■ Exercise prompt
All of the material should be reproduced exactly, with pictures left out.

■ Data excerpts
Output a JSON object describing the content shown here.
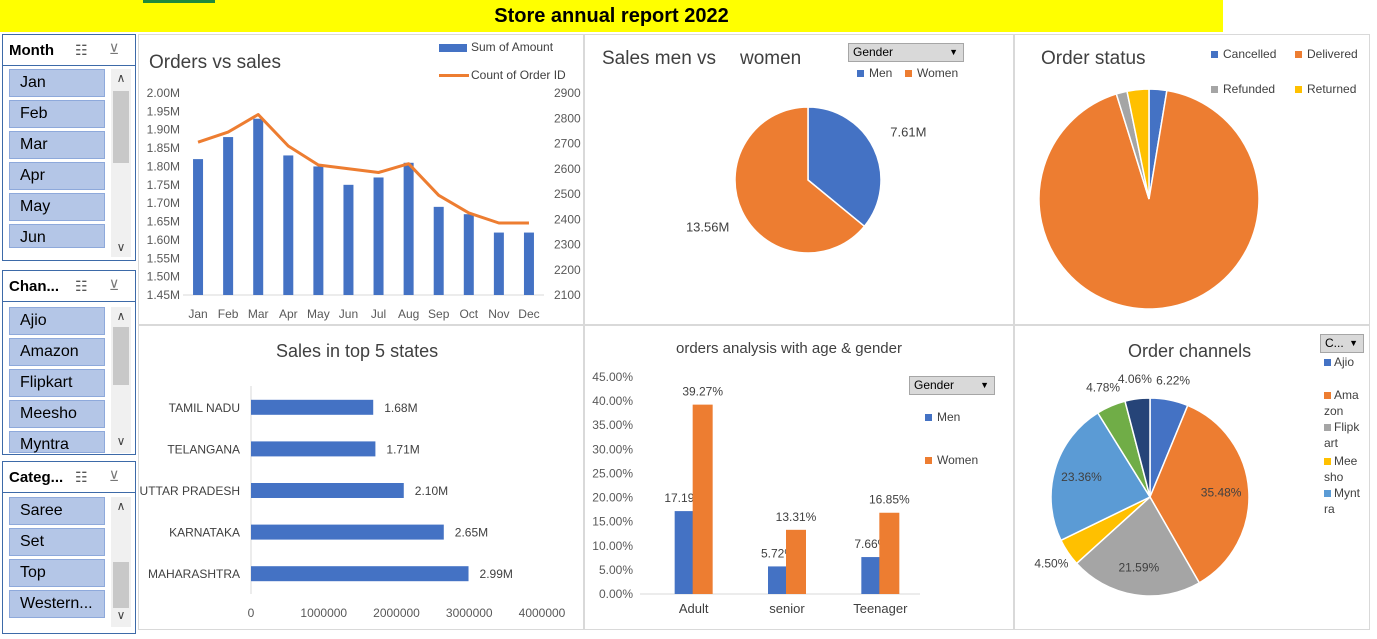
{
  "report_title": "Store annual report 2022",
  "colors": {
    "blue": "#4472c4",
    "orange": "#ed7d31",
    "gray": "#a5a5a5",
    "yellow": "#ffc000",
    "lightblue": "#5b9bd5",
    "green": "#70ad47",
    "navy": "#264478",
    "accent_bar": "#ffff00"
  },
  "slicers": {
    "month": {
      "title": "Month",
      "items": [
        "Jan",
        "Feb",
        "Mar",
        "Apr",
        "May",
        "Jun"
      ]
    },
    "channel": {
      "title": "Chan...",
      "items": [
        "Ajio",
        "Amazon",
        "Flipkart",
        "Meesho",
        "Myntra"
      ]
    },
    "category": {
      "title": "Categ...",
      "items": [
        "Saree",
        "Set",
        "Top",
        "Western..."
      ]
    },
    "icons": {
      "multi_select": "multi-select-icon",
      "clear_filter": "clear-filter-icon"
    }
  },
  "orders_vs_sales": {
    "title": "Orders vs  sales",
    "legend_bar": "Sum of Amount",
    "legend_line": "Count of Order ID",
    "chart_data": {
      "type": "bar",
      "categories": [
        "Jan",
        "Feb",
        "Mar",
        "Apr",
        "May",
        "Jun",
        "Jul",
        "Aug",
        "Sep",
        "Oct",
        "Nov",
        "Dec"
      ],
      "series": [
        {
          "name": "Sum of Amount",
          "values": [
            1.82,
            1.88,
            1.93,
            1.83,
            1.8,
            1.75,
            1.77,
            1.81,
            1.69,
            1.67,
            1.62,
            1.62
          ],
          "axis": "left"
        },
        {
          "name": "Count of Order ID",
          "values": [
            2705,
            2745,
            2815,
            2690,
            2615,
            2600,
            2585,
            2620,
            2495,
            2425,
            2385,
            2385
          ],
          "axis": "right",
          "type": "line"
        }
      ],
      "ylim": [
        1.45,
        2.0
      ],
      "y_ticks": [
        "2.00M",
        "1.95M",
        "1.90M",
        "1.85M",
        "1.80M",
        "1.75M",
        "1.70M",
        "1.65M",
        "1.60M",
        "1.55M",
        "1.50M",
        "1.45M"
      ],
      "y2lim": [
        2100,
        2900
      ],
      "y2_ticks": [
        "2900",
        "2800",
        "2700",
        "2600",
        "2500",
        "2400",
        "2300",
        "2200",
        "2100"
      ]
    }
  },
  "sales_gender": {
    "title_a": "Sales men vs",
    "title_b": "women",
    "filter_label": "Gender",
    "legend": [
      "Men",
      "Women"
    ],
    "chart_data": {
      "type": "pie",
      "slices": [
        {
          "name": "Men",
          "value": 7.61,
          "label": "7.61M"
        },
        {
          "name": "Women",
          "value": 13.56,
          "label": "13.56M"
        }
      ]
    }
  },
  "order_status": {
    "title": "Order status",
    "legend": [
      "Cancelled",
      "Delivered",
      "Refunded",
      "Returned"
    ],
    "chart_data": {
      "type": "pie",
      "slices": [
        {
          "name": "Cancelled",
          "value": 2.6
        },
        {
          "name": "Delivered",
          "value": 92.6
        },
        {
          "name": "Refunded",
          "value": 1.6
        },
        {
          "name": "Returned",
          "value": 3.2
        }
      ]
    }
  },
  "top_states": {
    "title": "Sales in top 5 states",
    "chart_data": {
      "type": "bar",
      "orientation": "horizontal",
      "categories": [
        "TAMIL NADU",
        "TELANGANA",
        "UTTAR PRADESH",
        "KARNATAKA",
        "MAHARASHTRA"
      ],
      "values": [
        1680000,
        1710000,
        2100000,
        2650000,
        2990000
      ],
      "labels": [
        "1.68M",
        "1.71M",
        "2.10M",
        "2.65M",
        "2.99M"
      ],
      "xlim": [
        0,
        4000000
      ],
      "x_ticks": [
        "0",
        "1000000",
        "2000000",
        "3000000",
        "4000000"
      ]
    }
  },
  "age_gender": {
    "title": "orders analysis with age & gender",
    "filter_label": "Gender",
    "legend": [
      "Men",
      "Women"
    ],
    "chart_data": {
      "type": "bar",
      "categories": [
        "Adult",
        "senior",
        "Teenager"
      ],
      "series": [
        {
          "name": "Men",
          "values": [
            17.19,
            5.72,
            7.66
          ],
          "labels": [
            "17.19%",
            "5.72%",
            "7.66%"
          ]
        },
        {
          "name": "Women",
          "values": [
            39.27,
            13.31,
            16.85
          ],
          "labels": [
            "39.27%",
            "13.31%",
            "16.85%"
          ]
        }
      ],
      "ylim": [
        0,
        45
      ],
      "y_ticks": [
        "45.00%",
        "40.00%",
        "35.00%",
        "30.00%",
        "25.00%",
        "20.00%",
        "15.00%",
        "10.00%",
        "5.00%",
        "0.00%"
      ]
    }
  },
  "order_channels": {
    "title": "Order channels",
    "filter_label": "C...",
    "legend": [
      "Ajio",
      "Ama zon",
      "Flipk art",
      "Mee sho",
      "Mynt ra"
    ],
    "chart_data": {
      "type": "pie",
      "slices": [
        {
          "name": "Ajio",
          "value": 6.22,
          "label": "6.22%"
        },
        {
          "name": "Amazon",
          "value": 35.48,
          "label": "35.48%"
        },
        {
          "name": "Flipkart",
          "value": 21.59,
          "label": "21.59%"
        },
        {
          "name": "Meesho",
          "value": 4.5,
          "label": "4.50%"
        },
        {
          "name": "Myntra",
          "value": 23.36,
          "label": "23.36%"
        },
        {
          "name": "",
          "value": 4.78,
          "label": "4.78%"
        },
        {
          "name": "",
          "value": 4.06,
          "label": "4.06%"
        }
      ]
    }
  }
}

■ Worked solution
Output a JSON object describing the content shown here.
{
  "report_title": "Store annual report 2022",
  "colors": {
    "blue": "#4472c4",
    "orange": "#ed7d31",
    "gray": "#a5a5a5",
    "yellow": "#ffc000",
    "lightblue": "#5b9bd5",
    "green": "#70ad47",
    "navy": "#264478",
    "accent_bar": "#ffff00"
  },
  "slicers": {
    "month": {
      "title": "Month",
      "items": [
        "Jan",
        "Feb",
        "Mar",
        "Apr",
        "May",
        "Jun"
      ]
    },
    "channel": {
      "title": "Chan...",
      "items": [
        "Ajio",
        "Amazon",
        "Flipkart",
        "Meesho",
        "Myntra"
      ]
    },
    "category": {
      "title": "Categ...",
      "items": [
        "Saree",
        "Set",
        "Top",
        "Western..."
      ]
    },
    "icons": {
      "multi_select": "multi-select-icon",
      "clear_filter": "clear-filter-icon"
    }
  },
  "orders_vs_sales": {
    "title": "Orders vs  sales",
    "legend_bar": "Sum of Amount",
    "legend_line": "Count of Order ID",
    "chart_data": {
      "type": "bar",
      "categories": [
        "Jan",
        "Feb",
        "Mar",
        "Apr",
        "May",
        "Jun",
        "Jul",
        "Aug",
        "Sep",
        "Oct",
        "Nov",
        "Dec"
      ],
      "series": [
        {
          "name": "Sum of Amount",
          "values": [
            1.82,
            1.88,
            1.93,
            1.83,
            1.8,
            1.75,
            1.77,
            1.81,
            1.69,
            1.67,
            1.62,
            1.62
          ],
          "axis": "left"
        },
        {
          "name": "Count of Order ID",
          "values": [
            2705,
            2745,
            2815,
            2690,
            2615,
            2600,
            2585,
            2620,
            2495,
            2425,
            2385,
            2385
          ],
          "axis": "right",
          "type": "line"
        }
      ],
      "ylim": [
        1.45,
        2.0
      ],
      "y_ticks": [
        "2.00M",
        "1.95M",
        "1.90M",
        "1.85M",
        "1.80M",
        "1.75M",
        "1.70M",
        "1.65M",
        "1.60M",
        "1.55M",
        "1.50M",
        "1.45M"
      ],
      "y2lim": [
        2100,
        2900
      ],
      "y2_ticks": [
        "2900",
        "2800",
        "2700",
        "2600",
        "2500",
        "2400",
        "2300",
        "2200",
        "2100"
      ]
    }
  },
  "sales_gender": {
    "title_a": "Sales men vs",
    "title_b": "women",
    "filter_label": "Gender",
    "legend": [
      "Men",
      "Women"
    ],
    "chart_data": {
      "type": "pie",
      "slices": [
        {
          "name": "Men",
          "value": 7.61,
          "label": "7.61M"
        },
        {
          "name": "Women",
          "value": 13.56,
          "label": "13.56M"
        }
      ]
    }
  },
  "order_status": {
    "title": "Order status",
    "legend": [
      "Cancelled",
      "Delivered",
      "Refunded",
      "Returned"
    ],
    "chart_data": {
      "type": "pie",
      "slices": [
        {
          "name": "Cancelled",
          "value": 2.6
        },
        {
          "name": "Delivered",
          "value": 92.6
        },
        {
          "name": "Refunded",
          "value": 1.6
        },
        {
          "name": "Returned",
          "value": 3.2
        }
      ]
    }
  },
  "top_states": {
    "title": "Sales in top 5 states",
    "chart_data": {
      "type": "bar",
      "orientation": "horizontal",
      "categories": [
        "TAMIL NADU",
        "TELANGANA",
        "UTTAR PRADESH",
        "KARNATAKA",
        "MAHARASHTRA"
      ],
      "values": [
        1680000,
        1710000,
        2100000,
        2650000,
        2990000
      ],
      "labels": [
        "1.68M",
        "1.71M",
        "2.10M",
        "2.65M",
        "2.99M"
      ],
      "xlim": [
        0,
        4000000
      ],
      "x_ticks": [
        "0",
        "1000000",
        "2000000",
        "3000000",
        "4000000"
      ]
    }
  },
  "age_gender": {
    "title": "orders analysis with age & gender",
    "filter_label": "Gender",
    "legend": [
      "Men",
      "Women"
    ],
    "chart_data": {
      "type": "bar",
      "categories": [
        "Adult",
        "senior",
        "Teenager"
      ],
      "series": [
        {
          "name": "Men",
          "values": [
            17.19,
            5.72,
            7.66
          ],
          "labels": [
            "17.19%",
            "5.72%",
            "7.66%"
          ]
        },
        {
          "name": "Women",
          "values": [
            39.27,
            13.31,
            16.85
          ],
          "labels": [
            "39.27%",
            "13.31%",
            "16.85%"
          ]
        }
      ],
      "ylim": [
        0,
        45
      ],
      "y_ticks": [
        "45.00%",
        "40.00%",
        "35.00%",
        "30.00%",
        "25.00%",
        "20.00%",
        "15.00%",
        "10.00%",
        "5.00%",
        "0.00%"
      ]
    }
  },
  "order_channels": {
    "title": "Order channels",
    "filter_label": "C...",
    "legend": [
      "Ajio",
      "Ama zon",
      "Flipk art",
      "Mee sho",
      "Mynt ra"
    ],
    "chart_data": {
      "type": "pie",
      "slices": [
        {
          "name": "Ajio",
          "value": 6.22,
          "label": "6.22%"
        },
        {
          "name": "Amazon",
          "value": 35.48,
          "label": "35.48%"
        },
        {
          "name": "Flipkart",
          "value": 21.59,
          "label": "21.59%"
        },
        {
          "name": "Meesho",
          "value": 4.5,
          "label": "4.50%"
        },
        {
          "name": "Myntra",
          "value": 23.36,
          "label": "23.36%"
        },
        {
          "name": "",
          "value": 4.78,
          "label": "4.78%"
        },
        {
          "name": "",
          "value": 4.06,
          "label": "4.06%"
        }
      ]
    }
  }
}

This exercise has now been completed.